◆ WHAT THE EXERCISE ASKS: Where a line in the listing contains the string "installed", copy that line out.
◇ ◇ ◇ ◇
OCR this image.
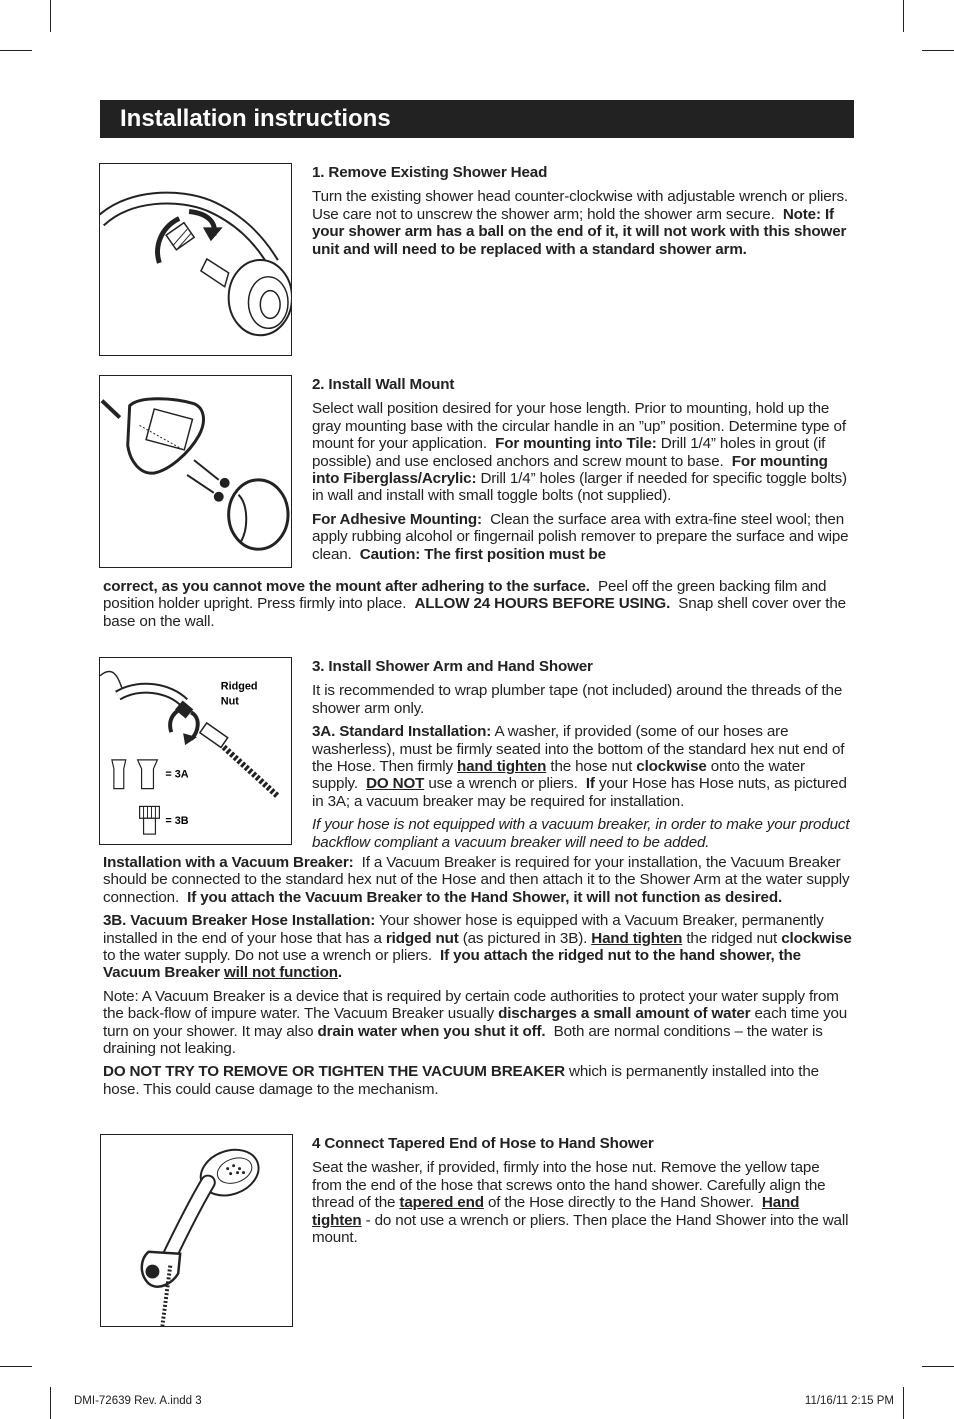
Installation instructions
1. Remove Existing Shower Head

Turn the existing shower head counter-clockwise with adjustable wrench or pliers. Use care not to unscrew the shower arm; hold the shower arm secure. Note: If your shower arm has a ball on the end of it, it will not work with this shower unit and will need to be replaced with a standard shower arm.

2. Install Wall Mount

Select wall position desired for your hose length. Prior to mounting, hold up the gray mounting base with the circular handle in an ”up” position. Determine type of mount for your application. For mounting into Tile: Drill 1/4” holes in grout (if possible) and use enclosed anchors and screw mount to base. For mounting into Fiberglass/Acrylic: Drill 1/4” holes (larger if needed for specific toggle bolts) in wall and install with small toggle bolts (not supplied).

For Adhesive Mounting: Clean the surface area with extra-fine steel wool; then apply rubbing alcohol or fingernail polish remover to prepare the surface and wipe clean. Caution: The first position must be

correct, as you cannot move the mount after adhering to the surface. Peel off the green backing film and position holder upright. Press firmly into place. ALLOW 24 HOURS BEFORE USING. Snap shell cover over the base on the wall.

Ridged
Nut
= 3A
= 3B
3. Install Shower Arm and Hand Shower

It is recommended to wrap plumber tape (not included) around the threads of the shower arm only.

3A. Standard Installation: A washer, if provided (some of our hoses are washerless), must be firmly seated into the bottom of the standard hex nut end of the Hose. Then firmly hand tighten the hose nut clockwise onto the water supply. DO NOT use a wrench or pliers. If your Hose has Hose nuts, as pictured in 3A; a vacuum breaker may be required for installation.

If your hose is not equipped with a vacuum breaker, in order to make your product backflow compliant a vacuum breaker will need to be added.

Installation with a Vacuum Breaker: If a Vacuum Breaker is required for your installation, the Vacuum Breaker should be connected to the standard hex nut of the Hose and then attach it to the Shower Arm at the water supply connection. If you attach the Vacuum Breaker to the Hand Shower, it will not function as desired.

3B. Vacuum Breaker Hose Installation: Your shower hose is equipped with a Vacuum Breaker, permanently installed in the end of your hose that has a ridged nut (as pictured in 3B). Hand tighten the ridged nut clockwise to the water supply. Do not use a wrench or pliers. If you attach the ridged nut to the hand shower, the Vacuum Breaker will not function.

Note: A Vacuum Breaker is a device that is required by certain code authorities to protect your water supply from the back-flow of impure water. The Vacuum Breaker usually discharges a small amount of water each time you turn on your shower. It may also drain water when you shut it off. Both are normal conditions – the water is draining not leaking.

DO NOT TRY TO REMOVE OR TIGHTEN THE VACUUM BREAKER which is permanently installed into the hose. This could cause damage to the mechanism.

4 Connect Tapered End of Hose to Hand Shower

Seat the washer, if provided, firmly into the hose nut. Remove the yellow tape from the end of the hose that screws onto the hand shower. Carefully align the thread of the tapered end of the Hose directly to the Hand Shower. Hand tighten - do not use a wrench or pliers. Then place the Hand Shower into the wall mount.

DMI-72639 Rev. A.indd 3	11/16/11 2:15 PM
◇ ◇ ◇ ◇
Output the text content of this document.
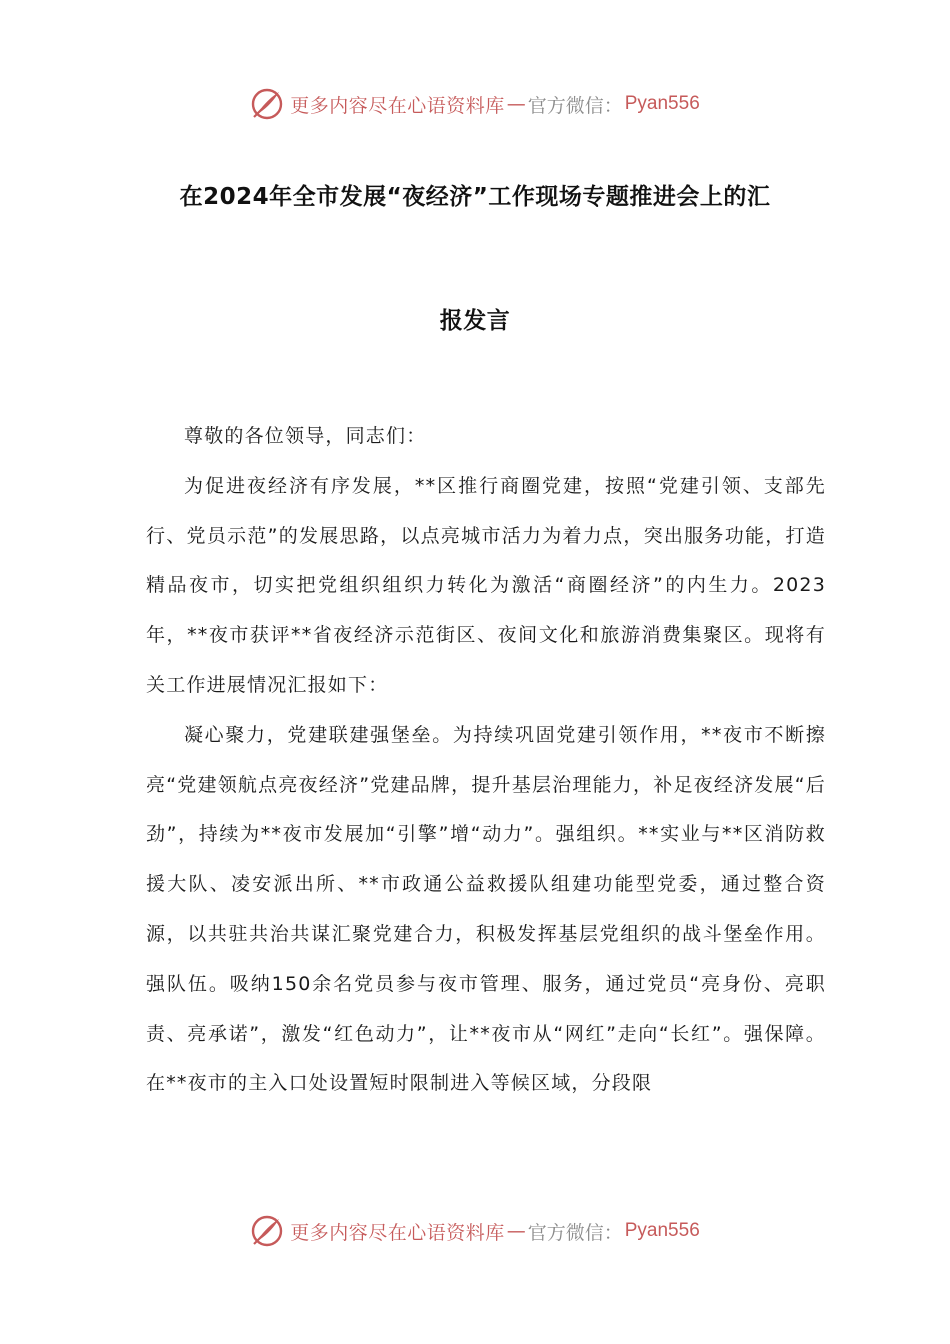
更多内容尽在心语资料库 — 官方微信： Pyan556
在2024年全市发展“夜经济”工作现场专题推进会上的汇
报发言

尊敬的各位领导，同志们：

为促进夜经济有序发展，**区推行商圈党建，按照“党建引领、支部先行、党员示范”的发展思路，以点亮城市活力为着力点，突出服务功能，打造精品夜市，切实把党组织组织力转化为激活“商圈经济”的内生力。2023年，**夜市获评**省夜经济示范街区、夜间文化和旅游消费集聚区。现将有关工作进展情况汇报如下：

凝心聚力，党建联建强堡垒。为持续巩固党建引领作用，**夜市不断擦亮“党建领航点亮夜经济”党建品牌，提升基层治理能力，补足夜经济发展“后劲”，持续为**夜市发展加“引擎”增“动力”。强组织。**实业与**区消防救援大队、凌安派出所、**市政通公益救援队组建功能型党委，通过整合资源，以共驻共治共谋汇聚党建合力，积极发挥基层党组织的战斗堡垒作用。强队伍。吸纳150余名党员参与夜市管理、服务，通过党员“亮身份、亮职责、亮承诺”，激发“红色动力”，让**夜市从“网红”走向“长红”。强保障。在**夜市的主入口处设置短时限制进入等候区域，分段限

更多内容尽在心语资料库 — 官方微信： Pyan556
◇ ◇ ◇ ◇
◆ WORKED SOLUTION:
3B. Vacuum Breaker Hose Installation: Your shower hose is equipped with a Vacuum Breaker, permanently installed in the end of your hose that has a ridged nut (as pictured in 3B). Hand tighten the ridged nut clockwise to the water supply. Do not use a wrench or pliers. If you attach the ridged nut to the hand shower, the Vacuum Breaker will not function.
DO NOT TRY TO REMOVE OR TIGHTEN THE VACUUM BREAKER which is permanently installed into the hose. This could cause damage to the mechanism.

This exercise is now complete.